> WORK TO DO
Reproduce all of the data below without alteration; exclude every picture.
* start *
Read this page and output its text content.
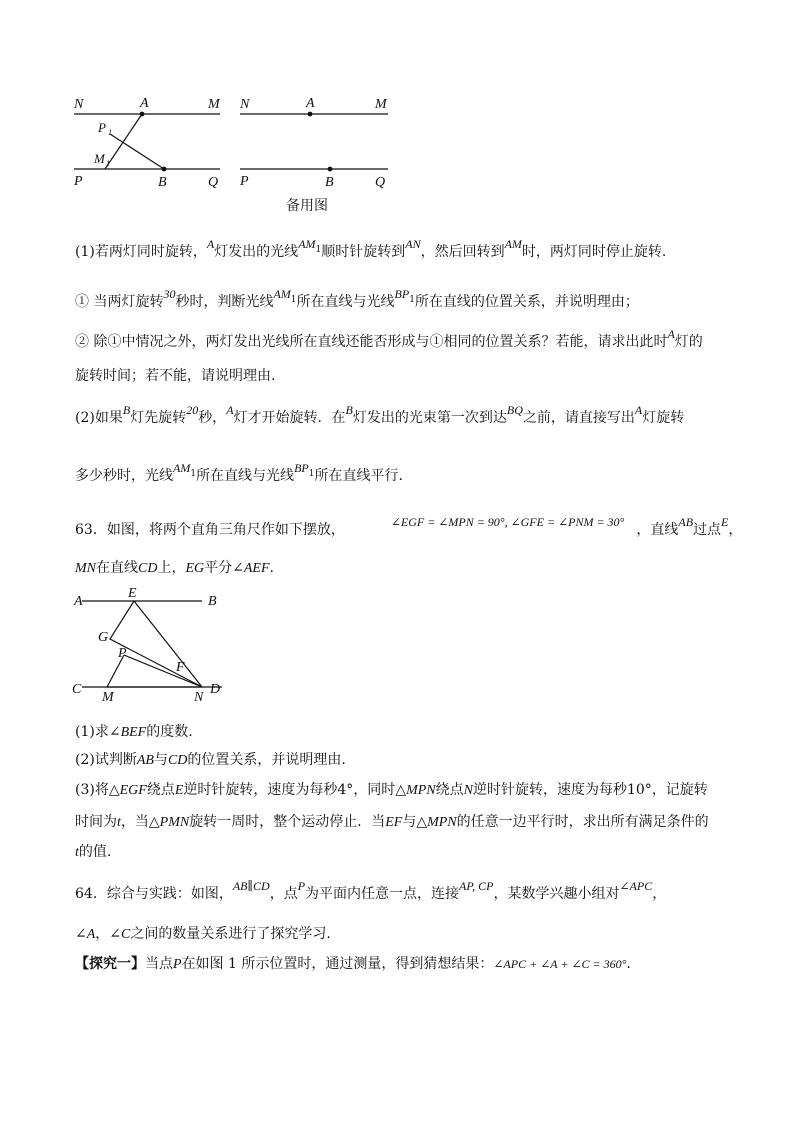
N	A	M
P 1
M 1
P	B	Q
N	A	M
P	B	Q
备用图
(1)若两灯同时旋转，A灯发出的光线$AM_1$顺时针旋转到AN，然后回转到AM时，两灯同时停止旋转.
① 当两灯旋转30秒时，判断光线$AM_1$所在直线与光线$BP_1$所在直线的位置关系，并说明理由；
② 除①中情况之外，两灯发出光线所在直线还能否形成与①相同的位置关系？若能，请求出此时A灯的
旋转时间；若不能，请说明理由.
(2)如果B灯先旋转20秒，A灯才开始旋转．在B灯发出的光束第一次到达BQ之前，请直接写出A灯旋转
多少秒时，光线$AM_1$所在直线与光线$BP_1$所在直线平行.
63．如图，将两个直角三角尺作如下摆放，	∠EGF = ∠MPN = 90°, ∠GFE = ∠PNM = 30° ，直线AB过点E，
MN在直线CD上，EG平分∠AEF.
A
E
B
G
P
F
C
M	N
D
(1)求∠BEF的度数.
(2)试判断AB与CD的位置关系，并说明理由.
(3)将△EGF绕点E逆时针旋转，速度为每秒4°，同时△MPN绕点N逆时针旋转，速度为每秒10°，记旋转
时间为t，当△PMN旋转一周时，整个运动停止．当EF与△MPN的任意一边平行时，求出所有满足条件的
t的值.
64．综合与实践：如图，AB∥CD，点P为平面内任意一点，连接AP, CP，某数学兴趣小组对∠APC，
∠A，∠C之间的数量关系进行了探究学习.
【探究一】当点P在如图 1 所示位置时，通过测量，得到猜想结果：∠APC + ∠A + ∠C = 360°.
* end *
> CORRECT OUTPUT
Read this page and output its text content.
N	A	M
P 1
M 1
P	B	Q
N	A	M
P	B	Q
备用图
(1)若两灯同时旋转，A灯发出的光线$AM_1$顺时针旋转到AN，然后回转到AM时，两灯同时停止旋转.
① 当两灯旋转30秒时，判断光线$AM_1$所在直线与光线$BP_1$所在直线的位置关系，并说明理由；
② 除①中情况之外，两灯发出光线所在直线还能否形成与①相同的位置关系？若能，请求出此时A灯的
旋转时间；若不能，请说明理由.
(2)如果B灯先旋转20秒，A灯才开始旋转．在B灯发出的光束第一次到达BQ之前，请直接写出A灯旋转
多少秒时，光线$AM_1$所在直线与光线$BP_1$所在直线平行.
63．如图，将两个直角三角尺作如下摆放，	∠EGF = ∠MPN = 90°, ∠GFE = ∠PNM = 30° ，直线AB过点E，
MN在直线CD上，EG平分∠AEF.
A
E
B
G
P
F
C
M	N
D
(1)求∠BEF的度数.
(2)试判断AB与CD的位置关系，并说明理由.
(3)将△EGF绕点E逆时针旋转，速度为每秒4°，同时△MPN绕点N逆时针旋转，速度为每秒10°，记旋转
时间为t，当△PMN旋转一周时，整个运动停止．当EF与△MPN的任意一边平行时，求出所有满足条件的
t的值.
64．综合与实践：如图，AB∥CD，点P为平面内任意一点，连接AP, CP，某数学兴趣小组对∠APC，
∠A，∠C之间的数量关系进行了探究学习.
【探究一】当点P在如图 1 所示位置时，通过测量，得到猜想结果：∠APC + ∠A + ∠C = 360°.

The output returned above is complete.